→ JOB
Which lines contain the string "Corrected"? Please list every one of them.

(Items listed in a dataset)
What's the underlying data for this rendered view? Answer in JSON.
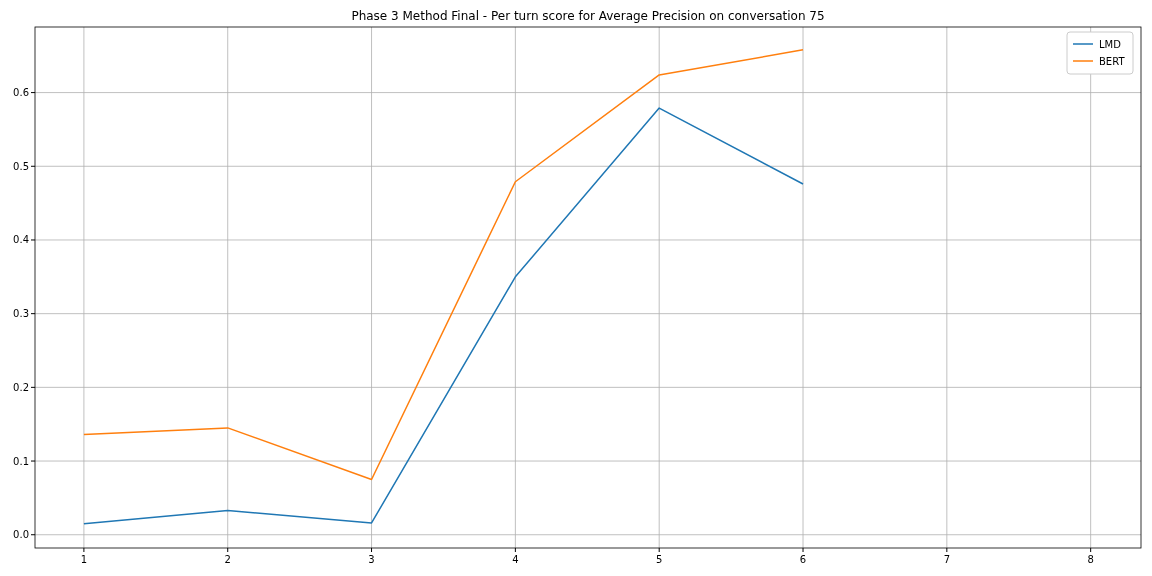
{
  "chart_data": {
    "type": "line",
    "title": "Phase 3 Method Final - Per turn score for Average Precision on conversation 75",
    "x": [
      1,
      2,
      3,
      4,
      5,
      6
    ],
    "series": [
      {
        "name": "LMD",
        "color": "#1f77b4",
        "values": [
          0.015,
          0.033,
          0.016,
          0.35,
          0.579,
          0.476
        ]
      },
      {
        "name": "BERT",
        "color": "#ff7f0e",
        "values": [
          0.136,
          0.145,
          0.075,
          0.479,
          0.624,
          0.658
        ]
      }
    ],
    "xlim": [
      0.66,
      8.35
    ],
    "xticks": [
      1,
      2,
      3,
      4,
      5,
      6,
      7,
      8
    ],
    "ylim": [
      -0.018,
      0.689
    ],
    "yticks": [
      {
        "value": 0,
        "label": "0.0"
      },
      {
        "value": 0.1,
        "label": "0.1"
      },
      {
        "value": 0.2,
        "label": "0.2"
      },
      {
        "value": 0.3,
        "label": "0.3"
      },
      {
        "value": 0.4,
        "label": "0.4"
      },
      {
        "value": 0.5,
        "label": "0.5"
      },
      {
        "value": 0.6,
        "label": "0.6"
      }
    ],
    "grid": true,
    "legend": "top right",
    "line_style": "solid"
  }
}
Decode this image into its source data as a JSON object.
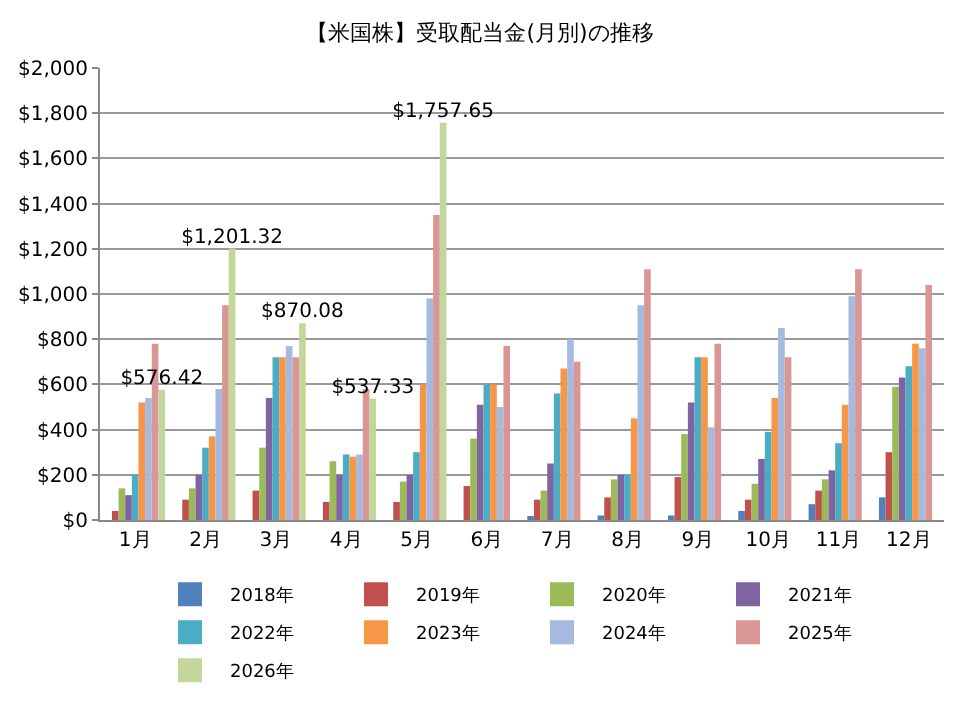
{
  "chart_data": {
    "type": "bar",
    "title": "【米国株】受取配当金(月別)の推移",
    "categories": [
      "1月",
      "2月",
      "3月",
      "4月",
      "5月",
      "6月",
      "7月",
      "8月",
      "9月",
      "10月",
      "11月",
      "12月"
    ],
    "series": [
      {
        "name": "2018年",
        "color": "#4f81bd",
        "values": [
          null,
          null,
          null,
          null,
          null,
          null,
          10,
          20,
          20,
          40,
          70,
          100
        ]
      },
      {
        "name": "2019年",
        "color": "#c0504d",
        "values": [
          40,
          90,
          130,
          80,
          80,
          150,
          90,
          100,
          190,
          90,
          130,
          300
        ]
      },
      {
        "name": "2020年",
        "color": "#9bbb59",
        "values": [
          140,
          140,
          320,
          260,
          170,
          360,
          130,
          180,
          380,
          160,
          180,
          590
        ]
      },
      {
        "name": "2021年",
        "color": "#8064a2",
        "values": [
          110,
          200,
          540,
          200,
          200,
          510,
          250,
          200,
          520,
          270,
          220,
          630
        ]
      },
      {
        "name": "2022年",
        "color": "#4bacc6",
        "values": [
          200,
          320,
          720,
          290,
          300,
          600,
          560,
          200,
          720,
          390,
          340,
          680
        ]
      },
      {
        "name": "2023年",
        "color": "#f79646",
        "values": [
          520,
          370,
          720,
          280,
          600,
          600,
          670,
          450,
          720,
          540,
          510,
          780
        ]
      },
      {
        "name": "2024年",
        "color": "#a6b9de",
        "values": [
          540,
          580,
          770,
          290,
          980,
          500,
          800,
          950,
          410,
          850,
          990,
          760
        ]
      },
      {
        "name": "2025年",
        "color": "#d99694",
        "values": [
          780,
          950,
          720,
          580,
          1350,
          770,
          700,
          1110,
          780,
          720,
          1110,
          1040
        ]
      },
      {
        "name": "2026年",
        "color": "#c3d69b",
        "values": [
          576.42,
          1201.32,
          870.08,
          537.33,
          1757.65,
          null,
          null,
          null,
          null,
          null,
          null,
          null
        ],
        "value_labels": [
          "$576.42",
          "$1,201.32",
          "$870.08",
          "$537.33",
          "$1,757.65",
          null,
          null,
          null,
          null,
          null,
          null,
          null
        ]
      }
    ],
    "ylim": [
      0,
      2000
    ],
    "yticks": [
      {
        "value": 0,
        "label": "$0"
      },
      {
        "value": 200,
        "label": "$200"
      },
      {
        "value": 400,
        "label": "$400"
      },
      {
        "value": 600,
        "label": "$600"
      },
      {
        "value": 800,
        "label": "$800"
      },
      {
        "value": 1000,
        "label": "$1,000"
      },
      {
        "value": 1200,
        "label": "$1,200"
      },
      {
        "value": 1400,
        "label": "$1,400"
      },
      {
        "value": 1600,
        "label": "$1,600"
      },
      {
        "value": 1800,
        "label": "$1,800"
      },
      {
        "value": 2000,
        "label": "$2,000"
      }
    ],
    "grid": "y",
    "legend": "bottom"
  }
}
...
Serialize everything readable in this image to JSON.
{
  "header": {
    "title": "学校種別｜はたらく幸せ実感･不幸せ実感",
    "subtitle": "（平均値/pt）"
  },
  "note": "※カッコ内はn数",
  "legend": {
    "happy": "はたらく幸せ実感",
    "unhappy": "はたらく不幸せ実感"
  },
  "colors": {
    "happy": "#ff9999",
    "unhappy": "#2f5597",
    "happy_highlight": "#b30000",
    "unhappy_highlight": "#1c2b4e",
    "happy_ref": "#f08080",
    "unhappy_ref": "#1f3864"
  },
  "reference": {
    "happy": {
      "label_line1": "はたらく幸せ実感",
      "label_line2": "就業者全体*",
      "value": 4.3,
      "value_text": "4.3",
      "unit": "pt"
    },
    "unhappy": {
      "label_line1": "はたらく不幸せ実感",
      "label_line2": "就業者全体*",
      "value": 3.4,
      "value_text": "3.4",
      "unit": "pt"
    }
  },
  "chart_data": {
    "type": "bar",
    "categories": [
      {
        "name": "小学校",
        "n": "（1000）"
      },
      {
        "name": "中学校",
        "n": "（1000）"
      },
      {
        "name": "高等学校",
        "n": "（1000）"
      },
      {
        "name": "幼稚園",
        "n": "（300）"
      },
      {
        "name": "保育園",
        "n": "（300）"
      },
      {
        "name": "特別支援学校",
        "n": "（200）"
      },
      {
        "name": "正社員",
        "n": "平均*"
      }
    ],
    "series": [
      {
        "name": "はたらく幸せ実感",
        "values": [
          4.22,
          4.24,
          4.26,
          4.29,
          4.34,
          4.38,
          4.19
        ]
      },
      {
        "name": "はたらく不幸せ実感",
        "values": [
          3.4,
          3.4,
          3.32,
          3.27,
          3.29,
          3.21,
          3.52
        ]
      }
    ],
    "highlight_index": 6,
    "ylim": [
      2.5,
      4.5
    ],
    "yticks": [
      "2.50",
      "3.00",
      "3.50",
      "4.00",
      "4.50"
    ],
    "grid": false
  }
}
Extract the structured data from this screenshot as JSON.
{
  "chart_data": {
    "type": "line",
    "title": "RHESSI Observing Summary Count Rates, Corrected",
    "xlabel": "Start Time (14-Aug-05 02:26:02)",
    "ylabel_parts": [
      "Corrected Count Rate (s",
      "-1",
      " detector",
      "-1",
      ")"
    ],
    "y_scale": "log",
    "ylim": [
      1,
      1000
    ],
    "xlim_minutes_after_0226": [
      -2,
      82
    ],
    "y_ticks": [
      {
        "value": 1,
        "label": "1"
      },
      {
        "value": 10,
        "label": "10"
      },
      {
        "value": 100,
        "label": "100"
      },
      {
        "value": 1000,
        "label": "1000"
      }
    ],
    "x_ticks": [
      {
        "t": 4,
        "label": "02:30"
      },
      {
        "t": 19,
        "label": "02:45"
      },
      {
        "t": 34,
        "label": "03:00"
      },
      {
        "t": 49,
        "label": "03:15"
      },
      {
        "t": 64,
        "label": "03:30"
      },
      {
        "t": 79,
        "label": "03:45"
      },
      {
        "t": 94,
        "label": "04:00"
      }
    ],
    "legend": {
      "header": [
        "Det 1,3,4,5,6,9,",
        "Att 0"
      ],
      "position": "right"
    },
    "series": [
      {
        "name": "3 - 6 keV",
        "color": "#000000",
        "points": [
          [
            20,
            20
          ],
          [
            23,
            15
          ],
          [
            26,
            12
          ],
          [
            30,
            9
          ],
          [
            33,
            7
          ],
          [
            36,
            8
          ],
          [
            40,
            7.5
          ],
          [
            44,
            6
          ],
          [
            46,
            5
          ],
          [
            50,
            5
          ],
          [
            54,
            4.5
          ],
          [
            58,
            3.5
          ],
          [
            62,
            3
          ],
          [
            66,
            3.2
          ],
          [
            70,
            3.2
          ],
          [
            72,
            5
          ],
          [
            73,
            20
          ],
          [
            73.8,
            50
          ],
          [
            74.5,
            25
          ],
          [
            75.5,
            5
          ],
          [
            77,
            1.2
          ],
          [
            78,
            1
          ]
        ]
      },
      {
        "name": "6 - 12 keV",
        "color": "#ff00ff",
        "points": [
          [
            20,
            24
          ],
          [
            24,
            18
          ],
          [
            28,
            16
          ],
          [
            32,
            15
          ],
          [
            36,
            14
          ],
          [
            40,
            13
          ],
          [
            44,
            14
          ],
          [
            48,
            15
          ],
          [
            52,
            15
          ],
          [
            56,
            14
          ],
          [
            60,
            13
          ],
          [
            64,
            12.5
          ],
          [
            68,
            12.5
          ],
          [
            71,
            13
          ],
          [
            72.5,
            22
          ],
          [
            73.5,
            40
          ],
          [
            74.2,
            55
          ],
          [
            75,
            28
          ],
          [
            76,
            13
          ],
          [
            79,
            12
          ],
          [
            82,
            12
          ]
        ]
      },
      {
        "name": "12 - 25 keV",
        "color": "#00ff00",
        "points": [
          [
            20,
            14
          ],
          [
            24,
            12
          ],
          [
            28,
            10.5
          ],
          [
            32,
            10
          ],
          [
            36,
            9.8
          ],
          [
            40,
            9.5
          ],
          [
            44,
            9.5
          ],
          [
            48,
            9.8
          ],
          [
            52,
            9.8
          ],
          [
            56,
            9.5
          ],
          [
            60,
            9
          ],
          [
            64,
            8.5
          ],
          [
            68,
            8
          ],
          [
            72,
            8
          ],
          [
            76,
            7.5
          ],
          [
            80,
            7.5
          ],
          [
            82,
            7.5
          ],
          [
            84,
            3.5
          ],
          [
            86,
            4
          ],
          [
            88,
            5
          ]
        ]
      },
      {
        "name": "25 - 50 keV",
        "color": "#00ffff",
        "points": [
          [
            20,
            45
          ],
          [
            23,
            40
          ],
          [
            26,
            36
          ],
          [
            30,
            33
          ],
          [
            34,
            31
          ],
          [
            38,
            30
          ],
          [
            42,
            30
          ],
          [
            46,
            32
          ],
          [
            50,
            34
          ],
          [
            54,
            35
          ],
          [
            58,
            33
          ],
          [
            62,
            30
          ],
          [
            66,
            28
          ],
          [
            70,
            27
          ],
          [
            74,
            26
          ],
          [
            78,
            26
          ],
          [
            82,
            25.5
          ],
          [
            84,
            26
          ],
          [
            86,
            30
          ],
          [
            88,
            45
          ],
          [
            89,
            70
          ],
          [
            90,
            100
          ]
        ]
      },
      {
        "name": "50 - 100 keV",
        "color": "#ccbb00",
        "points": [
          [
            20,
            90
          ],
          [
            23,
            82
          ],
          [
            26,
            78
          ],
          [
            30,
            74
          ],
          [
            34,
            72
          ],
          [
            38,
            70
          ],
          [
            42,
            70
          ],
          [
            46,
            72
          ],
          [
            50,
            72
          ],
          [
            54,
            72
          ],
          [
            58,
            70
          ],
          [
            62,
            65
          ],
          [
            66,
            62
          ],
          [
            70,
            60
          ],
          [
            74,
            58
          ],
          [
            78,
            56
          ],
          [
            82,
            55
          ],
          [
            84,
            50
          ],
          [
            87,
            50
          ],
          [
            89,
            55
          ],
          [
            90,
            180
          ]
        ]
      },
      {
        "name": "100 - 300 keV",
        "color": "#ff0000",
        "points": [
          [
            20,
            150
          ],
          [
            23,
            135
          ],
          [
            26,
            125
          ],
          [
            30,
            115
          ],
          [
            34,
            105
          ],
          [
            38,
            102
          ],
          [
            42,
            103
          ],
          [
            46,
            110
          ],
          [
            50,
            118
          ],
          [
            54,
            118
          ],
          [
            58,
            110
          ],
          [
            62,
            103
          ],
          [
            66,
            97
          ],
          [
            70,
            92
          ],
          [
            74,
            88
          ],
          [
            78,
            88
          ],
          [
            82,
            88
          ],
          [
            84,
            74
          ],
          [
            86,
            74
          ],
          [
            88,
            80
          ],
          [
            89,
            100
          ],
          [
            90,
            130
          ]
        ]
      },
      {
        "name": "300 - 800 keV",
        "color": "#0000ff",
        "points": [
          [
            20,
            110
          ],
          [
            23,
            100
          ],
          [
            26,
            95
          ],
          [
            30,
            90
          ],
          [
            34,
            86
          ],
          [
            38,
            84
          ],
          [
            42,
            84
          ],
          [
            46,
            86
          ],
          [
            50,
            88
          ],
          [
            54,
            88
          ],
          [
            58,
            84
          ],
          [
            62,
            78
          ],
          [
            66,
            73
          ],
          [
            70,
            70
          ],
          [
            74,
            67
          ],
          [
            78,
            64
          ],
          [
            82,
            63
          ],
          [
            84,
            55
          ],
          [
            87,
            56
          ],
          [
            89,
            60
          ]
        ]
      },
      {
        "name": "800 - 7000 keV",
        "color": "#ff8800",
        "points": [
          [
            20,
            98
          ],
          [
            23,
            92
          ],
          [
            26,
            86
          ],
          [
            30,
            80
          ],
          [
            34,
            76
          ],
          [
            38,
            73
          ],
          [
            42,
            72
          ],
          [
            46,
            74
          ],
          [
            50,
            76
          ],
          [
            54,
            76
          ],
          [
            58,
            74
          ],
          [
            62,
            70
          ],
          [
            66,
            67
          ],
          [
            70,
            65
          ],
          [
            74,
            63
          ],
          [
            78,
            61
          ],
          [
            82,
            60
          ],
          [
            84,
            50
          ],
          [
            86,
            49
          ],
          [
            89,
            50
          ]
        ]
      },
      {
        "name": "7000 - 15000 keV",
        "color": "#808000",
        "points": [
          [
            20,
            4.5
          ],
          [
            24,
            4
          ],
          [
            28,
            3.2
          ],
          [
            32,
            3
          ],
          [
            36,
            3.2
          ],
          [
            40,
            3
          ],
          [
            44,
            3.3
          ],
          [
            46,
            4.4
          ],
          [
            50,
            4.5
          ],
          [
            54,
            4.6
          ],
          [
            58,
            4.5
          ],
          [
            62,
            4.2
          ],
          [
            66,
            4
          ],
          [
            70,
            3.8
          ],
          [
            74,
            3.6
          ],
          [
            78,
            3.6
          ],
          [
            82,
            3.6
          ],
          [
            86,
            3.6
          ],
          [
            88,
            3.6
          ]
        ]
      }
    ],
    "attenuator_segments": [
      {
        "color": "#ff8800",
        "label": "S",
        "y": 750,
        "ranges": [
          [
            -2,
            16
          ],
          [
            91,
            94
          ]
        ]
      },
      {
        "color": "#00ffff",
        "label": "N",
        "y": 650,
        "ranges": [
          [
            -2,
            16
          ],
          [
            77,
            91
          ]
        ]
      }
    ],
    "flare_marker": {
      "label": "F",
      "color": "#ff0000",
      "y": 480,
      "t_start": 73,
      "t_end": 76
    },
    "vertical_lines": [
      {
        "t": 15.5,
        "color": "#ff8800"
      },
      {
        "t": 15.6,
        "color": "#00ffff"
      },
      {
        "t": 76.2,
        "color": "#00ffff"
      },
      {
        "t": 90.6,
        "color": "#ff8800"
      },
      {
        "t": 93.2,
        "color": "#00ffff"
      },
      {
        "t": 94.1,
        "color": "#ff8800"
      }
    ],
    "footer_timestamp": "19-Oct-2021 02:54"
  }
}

→ RESPONSE TO THE EXERCISE
    "title": "RHESSI Observing Summary Count Rates, Corrected",
      "Corrected Count Rate (s",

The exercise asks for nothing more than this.